_DATA TO USE_
::::
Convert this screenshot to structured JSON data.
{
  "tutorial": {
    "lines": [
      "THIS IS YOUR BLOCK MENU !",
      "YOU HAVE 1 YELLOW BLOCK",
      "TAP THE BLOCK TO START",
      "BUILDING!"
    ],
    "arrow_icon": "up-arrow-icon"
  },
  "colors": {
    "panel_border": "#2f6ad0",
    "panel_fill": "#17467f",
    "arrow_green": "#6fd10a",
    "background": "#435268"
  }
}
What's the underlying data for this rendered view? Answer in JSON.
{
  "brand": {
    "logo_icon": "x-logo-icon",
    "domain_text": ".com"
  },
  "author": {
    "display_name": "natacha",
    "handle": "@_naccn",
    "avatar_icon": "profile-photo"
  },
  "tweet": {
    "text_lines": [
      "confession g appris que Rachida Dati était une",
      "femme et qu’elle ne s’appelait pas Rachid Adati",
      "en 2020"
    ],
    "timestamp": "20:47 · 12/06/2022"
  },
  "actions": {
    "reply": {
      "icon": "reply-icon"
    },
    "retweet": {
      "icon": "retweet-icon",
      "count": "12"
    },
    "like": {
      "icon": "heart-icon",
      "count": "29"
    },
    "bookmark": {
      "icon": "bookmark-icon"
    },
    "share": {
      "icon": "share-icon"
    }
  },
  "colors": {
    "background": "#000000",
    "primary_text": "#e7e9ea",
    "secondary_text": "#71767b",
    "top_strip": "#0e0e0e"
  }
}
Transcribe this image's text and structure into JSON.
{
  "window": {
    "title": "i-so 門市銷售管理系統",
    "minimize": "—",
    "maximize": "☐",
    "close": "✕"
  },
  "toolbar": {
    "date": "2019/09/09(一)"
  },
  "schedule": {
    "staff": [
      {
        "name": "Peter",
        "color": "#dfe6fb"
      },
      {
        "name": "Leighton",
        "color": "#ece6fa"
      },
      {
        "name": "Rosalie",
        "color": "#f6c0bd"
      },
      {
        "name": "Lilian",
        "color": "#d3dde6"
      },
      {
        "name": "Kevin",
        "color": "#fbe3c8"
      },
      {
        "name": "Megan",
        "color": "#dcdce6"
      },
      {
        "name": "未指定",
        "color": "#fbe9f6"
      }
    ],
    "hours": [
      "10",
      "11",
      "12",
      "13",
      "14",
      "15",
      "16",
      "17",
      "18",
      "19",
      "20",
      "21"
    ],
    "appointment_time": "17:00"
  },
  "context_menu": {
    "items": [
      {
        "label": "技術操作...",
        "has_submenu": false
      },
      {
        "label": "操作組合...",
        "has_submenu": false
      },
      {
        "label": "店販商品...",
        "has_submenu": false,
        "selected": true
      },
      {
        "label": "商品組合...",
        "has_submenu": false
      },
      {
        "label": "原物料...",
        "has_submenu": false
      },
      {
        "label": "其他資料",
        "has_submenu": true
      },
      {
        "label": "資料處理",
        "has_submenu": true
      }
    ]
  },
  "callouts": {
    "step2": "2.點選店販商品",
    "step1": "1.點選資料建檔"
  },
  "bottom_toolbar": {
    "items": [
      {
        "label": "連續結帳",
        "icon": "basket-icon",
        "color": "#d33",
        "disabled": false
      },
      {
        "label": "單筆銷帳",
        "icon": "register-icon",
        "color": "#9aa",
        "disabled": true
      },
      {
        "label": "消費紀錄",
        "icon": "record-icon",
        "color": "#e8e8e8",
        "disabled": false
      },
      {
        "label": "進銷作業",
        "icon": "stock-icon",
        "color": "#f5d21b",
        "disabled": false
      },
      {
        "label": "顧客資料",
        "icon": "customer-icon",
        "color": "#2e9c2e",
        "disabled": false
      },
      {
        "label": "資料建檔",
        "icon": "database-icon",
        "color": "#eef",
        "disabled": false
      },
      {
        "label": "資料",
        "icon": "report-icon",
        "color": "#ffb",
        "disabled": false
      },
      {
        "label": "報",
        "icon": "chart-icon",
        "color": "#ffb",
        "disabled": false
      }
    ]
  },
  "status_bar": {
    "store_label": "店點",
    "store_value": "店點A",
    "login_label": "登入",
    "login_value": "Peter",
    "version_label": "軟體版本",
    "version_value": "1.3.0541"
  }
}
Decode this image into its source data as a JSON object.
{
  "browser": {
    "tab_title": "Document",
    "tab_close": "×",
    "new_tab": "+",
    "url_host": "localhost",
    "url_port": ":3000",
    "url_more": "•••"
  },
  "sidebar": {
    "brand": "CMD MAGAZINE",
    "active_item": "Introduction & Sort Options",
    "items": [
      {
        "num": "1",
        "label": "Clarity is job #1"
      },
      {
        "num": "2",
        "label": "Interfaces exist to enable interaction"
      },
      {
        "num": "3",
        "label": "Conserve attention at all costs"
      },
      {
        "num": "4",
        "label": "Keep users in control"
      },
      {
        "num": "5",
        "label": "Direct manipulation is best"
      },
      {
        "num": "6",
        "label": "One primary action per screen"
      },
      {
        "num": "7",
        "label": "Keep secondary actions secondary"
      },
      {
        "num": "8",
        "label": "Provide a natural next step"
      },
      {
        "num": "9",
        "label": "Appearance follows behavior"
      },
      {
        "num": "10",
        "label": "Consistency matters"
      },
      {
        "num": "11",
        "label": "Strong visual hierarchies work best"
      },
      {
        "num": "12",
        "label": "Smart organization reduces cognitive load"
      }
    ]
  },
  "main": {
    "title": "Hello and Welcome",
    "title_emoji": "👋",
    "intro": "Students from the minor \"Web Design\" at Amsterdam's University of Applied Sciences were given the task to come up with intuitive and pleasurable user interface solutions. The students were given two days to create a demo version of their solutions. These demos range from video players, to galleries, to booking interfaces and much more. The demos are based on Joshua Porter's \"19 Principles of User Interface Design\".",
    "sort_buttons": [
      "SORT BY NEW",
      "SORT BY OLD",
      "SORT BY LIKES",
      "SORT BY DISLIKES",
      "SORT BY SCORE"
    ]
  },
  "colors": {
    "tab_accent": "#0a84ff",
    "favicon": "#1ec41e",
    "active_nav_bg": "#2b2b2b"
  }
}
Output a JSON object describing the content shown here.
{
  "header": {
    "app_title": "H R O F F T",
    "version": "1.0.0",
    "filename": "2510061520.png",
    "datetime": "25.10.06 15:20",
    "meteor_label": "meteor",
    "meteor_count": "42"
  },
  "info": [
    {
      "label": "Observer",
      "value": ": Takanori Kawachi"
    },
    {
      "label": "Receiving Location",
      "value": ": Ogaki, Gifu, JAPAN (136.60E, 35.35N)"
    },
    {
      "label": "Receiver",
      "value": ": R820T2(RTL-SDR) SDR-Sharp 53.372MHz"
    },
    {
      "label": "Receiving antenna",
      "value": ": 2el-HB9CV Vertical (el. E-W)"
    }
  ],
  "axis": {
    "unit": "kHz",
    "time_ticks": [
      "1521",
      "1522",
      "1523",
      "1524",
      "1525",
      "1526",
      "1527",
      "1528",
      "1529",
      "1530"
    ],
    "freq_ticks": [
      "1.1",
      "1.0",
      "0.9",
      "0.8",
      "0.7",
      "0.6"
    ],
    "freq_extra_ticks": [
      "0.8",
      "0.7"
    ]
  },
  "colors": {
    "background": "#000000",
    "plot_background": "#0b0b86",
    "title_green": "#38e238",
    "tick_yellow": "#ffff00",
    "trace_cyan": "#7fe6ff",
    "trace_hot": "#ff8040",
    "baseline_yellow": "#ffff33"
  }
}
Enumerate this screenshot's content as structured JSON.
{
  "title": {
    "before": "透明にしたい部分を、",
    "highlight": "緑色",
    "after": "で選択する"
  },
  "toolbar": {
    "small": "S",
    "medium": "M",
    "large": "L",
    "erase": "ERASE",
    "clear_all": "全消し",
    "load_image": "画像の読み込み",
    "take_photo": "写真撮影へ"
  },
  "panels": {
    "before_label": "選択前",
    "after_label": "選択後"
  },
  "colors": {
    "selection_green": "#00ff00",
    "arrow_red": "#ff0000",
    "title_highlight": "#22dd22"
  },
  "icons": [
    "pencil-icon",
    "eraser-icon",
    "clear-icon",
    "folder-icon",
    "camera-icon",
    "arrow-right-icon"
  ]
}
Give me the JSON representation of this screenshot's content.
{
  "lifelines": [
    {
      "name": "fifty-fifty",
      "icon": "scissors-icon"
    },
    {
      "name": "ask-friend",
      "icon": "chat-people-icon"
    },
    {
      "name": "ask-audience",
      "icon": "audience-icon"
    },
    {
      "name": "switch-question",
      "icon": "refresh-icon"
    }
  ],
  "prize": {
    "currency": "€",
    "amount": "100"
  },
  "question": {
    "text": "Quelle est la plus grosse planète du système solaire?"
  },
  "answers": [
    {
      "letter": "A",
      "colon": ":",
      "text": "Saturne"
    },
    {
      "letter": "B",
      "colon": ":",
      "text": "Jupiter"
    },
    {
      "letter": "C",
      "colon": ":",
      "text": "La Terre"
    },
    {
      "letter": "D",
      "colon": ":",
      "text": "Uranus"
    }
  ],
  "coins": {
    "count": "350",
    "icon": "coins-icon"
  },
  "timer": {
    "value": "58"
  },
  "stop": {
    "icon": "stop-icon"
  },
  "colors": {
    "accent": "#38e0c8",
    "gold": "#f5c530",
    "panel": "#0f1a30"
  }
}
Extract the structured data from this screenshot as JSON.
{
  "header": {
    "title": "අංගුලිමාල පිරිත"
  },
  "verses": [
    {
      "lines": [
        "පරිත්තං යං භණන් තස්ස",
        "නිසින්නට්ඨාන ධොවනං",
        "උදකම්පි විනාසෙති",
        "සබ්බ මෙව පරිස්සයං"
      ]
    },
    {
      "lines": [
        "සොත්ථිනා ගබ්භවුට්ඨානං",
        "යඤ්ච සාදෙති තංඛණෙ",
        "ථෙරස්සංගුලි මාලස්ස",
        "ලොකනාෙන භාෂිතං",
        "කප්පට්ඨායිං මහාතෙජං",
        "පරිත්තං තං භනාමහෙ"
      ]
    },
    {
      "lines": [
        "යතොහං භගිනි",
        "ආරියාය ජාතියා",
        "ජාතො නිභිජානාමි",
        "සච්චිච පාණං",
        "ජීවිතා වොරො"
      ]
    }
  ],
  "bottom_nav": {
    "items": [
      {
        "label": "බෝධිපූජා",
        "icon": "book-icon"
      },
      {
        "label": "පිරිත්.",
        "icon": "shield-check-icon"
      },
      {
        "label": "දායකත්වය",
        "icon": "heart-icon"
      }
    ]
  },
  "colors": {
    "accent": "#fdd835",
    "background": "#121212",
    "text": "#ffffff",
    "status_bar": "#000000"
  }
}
::::
_TASK DIRECTIONS_
Pull out each line containing the word "Receiving" and copy it.

_ANSWER IN FULL_
      "label": "Receiving Location",
      "label": "Receiving antenna",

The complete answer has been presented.